◆ TASK STATEMENT:
Report how many lines contain "thấy". The answer is a single number.

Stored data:
[BEGIN]

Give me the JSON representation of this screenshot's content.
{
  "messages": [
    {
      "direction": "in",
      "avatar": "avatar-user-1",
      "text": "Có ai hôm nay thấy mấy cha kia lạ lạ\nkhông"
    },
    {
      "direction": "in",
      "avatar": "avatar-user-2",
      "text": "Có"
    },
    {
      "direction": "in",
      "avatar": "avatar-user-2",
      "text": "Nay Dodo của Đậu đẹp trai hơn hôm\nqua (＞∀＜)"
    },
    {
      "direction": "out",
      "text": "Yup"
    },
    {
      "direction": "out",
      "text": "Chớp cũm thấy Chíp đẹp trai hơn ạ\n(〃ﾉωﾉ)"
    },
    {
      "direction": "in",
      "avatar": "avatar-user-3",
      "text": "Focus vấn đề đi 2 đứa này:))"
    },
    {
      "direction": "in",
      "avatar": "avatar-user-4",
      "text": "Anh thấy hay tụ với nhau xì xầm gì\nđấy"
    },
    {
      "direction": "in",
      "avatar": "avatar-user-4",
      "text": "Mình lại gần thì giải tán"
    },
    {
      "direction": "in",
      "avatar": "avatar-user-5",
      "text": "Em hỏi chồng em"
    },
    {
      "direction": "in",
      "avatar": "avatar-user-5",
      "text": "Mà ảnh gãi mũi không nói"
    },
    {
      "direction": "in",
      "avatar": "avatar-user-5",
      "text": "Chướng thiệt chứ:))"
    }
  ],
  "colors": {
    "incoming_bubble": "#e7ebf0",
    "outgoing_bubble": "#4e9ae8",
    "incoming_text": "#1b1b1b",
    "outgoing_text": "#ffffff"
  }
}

[END]

◆ THE OUTPUT:
3